--- Job ---
Say how many lines contain the string "εἰρήνην". Give no other output.
* start *
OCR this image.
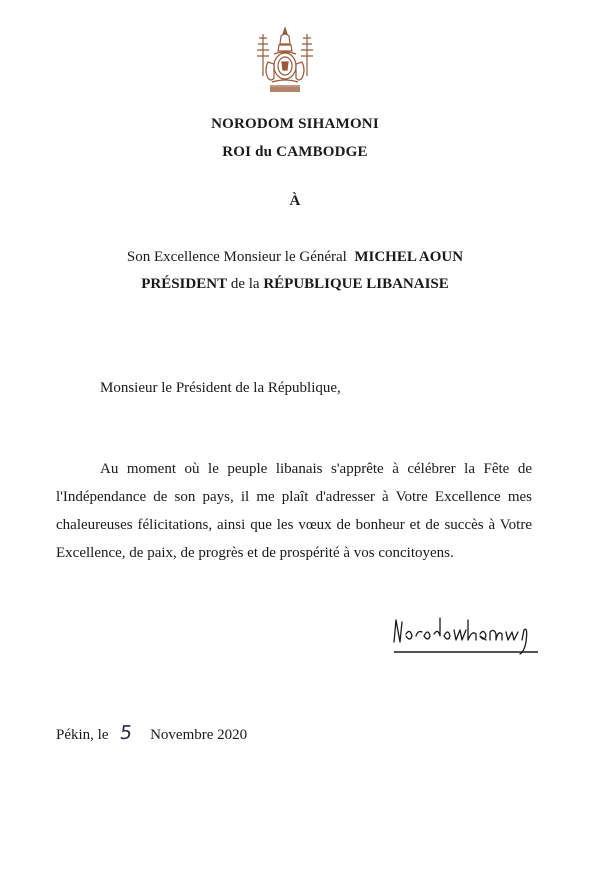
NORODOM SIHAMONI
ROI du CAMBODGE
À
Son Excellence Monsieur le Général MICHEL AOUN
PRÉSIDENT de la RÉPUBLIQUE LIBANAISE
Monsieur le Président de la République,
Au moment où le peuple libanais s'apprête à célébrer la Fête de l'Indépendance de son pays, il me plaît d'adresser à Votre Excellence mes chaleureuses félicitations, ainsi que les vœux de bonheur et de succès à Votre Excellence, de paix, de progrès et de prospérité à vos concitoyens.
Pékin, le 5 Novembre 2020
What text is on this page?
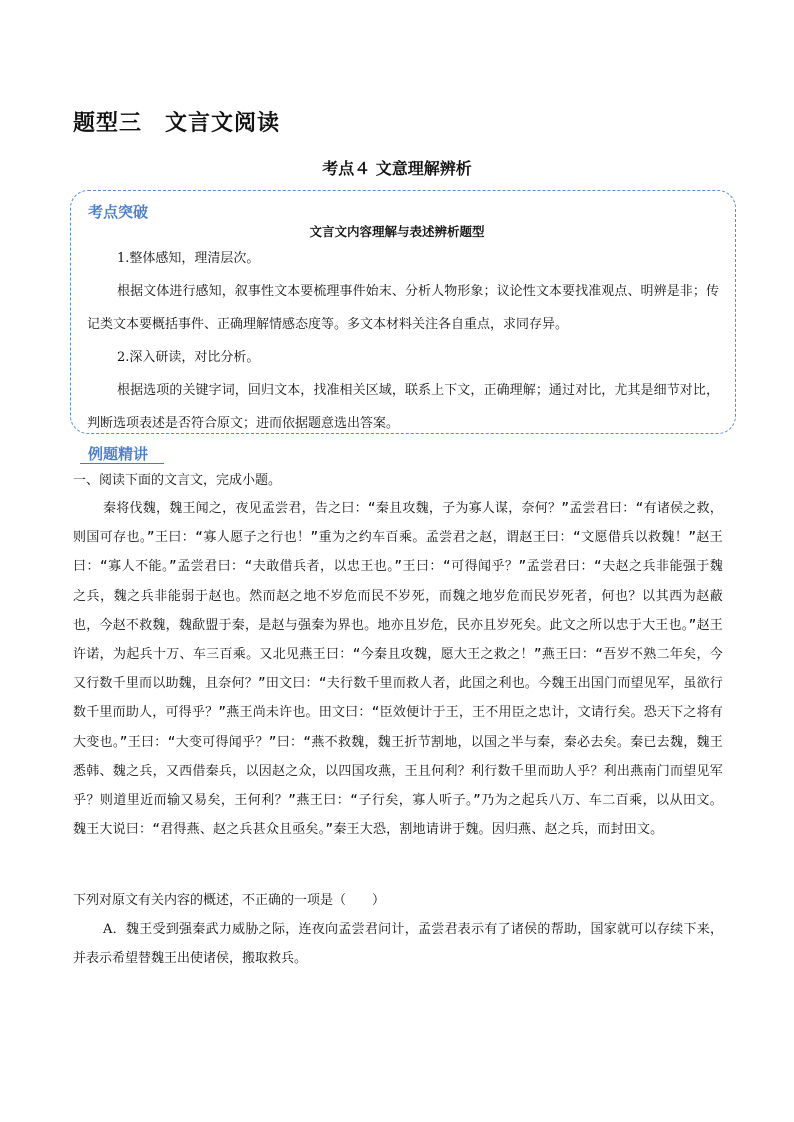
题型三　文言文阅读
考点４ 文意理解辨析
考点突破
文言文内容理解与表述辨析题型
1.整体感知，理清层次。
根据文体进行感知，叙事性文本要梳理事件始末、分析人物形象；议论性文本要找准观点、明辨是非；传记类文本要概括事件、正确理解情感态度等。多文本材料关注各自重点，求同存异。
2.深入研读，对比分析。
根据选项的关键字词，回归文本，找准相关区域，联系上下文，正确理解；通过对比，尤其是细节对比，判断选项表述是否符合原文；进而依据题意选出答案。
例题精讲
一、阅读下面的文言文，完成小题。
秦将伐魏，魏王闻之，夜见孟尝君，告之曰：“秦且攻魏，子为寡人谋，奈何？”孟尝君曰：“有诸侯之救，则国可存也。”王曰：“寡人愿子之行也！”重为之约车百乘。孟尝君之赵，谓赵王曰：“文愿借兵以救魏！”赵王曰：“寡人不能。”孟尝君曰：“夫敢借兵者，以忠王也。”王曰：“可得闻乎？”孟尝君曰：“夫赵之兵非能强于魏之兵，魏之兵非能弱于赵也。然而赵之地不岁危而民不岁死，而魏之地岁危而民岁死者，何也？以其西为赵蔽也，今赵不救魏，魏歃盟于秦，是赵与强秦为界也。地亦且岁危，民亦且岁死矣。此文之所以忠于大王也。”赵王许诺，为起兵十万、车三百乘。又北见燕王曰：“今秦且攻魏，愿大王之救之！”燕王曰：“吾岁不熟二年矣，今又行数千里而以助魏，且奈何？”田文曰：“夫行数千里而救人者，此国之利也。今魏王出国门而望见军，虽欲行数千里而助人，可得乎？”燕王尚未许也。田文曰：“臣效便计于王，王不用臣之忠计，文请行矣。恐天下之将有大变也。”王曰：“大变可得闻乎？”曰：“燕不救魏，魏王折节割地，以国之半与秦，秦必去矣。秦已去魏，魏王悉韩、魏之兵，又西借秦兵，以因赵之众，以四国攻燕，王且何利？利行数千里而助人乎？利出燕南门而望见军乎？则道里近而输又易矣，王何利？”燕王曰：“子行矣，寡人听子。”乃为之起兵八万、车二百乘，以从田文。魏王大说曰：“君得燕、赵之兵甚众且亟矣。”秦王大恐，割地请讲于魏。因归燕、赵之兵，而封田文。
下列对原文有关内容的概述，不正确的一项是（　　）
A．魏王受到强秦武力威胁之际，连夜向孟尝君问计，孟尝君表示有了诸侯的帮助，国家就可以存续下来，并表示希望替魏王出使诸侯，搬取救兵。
* end *
* start *
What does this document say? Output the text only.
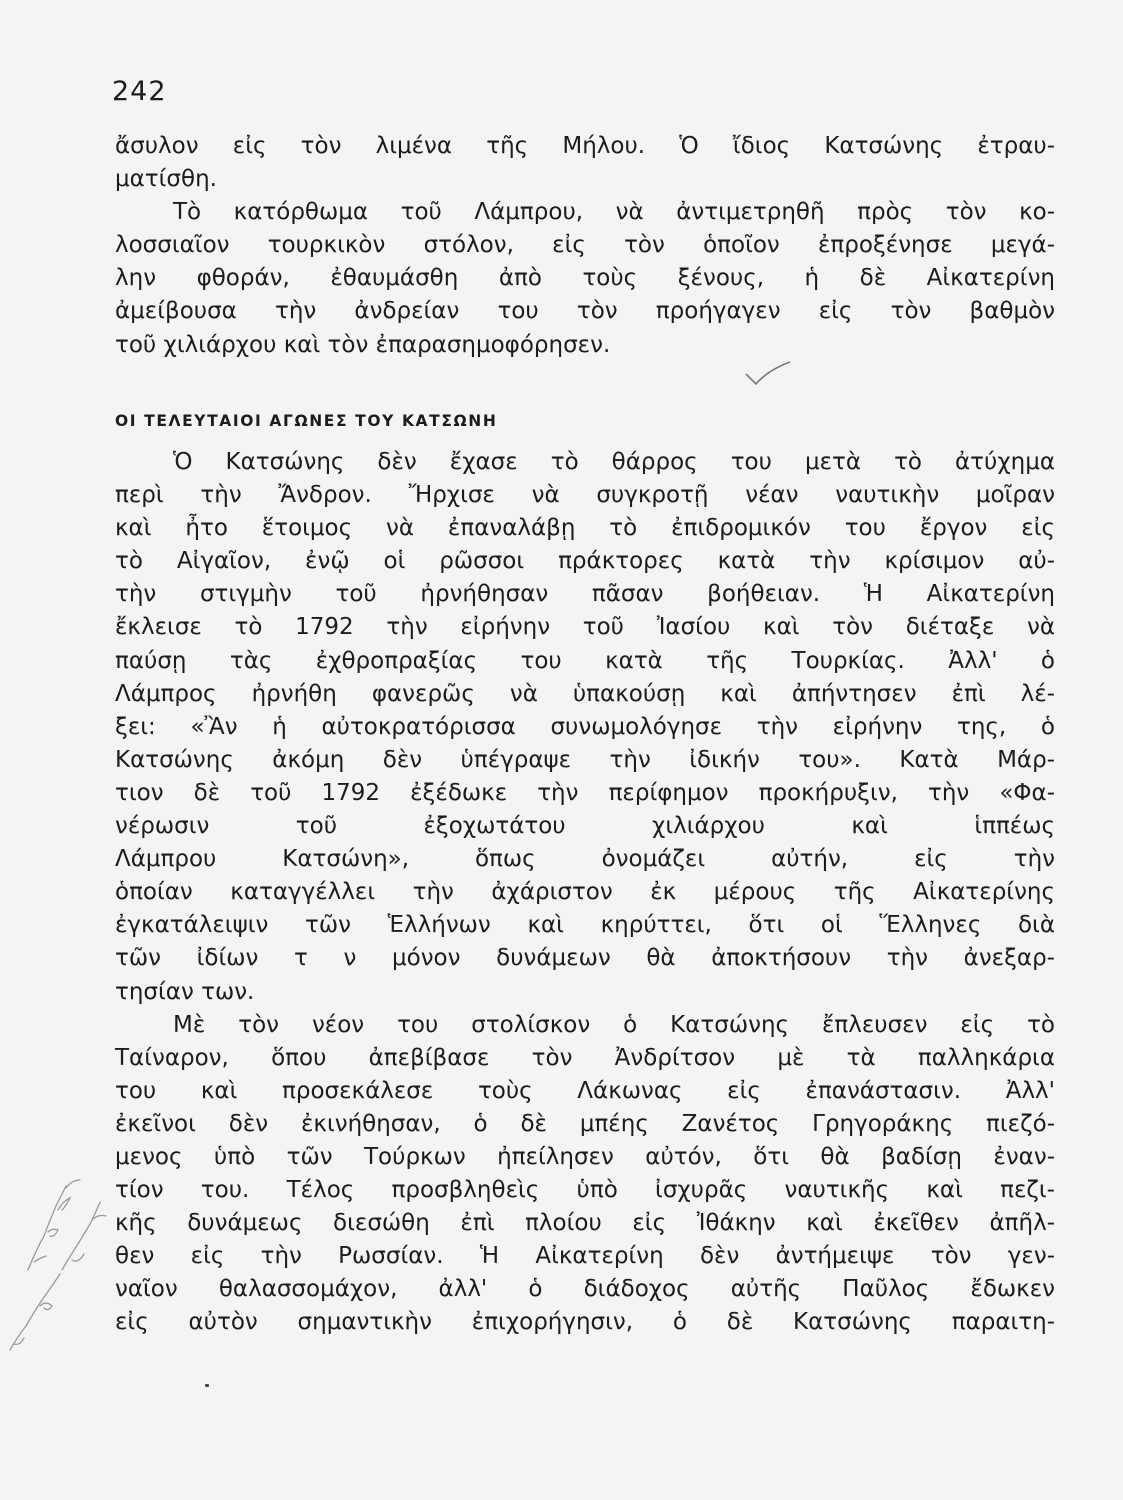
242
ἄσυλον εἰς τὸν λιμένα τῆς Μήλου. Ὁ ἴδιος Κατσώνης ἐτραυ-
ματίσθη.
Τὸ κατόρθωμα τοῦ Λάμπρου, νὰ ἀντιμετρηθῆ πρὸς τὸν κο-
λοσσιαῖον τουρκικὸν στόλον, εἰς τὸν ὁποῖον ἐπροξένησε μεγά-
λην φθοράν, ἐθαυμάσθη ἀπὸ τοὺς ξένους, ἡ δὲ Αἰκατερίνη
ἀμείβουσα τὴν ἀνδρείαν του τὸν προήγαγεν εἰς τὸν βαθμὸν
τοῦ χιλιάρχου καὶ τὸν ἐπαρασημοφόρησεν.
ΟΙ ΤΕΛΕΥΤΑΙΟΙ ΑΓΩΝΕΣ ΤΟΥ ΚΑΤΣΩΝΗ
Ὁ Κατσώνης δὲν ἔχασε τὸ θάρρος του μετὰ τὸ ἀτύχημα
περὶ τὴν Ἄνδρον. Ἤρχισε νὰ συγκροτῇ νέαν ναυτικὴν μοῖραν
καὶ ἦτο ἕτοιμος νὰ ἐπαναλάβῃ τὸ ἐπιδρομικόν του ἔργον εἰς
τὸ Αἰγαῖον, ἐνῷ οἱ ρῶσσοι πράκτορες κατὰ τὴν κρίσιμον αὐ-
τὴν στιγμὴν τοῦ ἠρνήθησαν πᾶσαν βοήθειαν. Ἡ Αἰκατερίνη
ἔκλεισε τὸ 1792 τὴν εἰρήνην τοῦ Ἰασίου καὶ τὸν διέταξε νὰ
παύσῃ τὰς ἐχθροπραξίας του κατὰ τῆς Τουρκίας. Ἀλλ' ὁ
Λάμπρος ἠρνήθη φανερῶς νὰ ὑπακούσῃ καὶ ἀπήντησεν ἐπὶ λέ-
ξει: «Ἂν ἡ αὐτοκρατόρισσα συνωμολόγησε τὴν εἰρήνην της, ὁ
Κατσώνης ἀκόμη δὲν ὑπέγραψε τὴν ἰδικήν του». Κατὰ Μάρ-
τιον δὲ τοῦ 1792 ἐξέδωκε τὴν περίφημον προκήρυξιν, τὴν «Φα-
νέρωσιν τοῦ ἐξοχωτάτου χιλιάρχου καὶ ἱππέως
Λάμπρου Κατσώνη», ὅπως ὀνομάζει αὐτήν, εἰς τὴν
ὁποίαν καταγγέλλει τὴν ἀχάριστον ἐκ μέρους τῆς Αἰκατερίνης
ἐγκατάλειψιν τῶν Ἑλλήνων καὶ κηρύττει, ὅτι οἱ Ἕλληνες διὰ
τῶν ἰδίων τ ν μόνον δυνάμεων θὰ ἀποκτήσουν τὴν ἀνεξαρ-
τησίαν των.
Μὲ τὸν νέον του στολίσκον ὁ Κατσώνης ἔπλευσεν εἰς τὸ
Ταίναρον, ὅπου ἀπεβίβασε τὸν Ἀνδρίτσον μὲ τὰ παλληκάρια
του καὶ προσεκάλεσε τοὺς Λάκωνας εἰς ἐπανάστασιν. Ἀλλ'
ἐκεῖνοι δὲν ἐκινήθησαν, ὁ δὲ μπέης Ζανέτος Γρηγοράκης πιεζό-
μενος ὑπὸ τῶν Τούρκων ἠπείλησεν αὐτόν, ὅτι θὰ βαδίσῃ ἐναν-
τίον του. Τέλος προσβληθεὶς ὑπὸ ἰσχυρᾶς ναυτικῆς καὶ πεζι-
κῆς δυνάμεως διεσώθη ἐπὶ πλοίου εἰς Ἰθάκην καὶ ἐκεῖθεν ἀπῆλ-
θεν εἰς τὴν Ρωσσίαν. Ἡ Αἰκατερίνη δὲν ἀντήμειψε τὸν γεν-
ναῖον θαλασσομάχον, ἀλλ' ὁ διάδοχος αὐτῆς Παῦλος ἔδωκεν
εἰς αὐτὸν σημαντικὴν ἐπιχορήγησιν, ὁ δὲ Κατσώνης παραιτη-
* end *
--- The reply ---
2